> [Aim]:
Can you transcribe every entry word for word, skipping the images?

[Data entries]

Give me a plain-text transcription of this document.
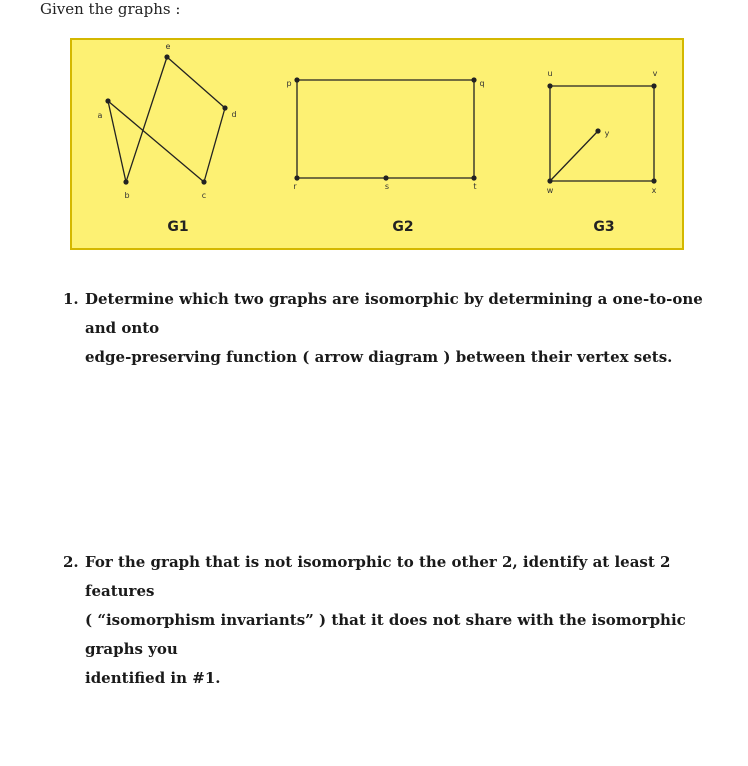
Given the graphs :
a
b	c
d
e
G1
p	q
r	s	t
G2
u	v
w	x
y
G3
1. Determine which two graphs are isomorphic by determining a one-to-one and onto
edge-preserving function ( arrow diagram ) between their vertex sets.
2. For the graph that is not isomorphic to the other 2, identify at least 2 features
( “isomorphism invariants” ) that it does not share with the isomorphic graphs you
identified in #1.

> [Solution to the problem]:
Give me a plain-text transcription of this document.
Given the graphs :
a
b	c
d
e
G1
p	q
r	s	t
G2
u	v
w	x
y
G3
1. Determine which two graphs are isomorphic by determining a one-to-one and onto
edge-preserving function ( arrow diagram ) between their vertex sets.
2. For the graph that is not isomorphic to the other 2, identify at least 2 features
( “isomorphism invariants” ) that it does not share with the isomorphic graphs you
identified in #1.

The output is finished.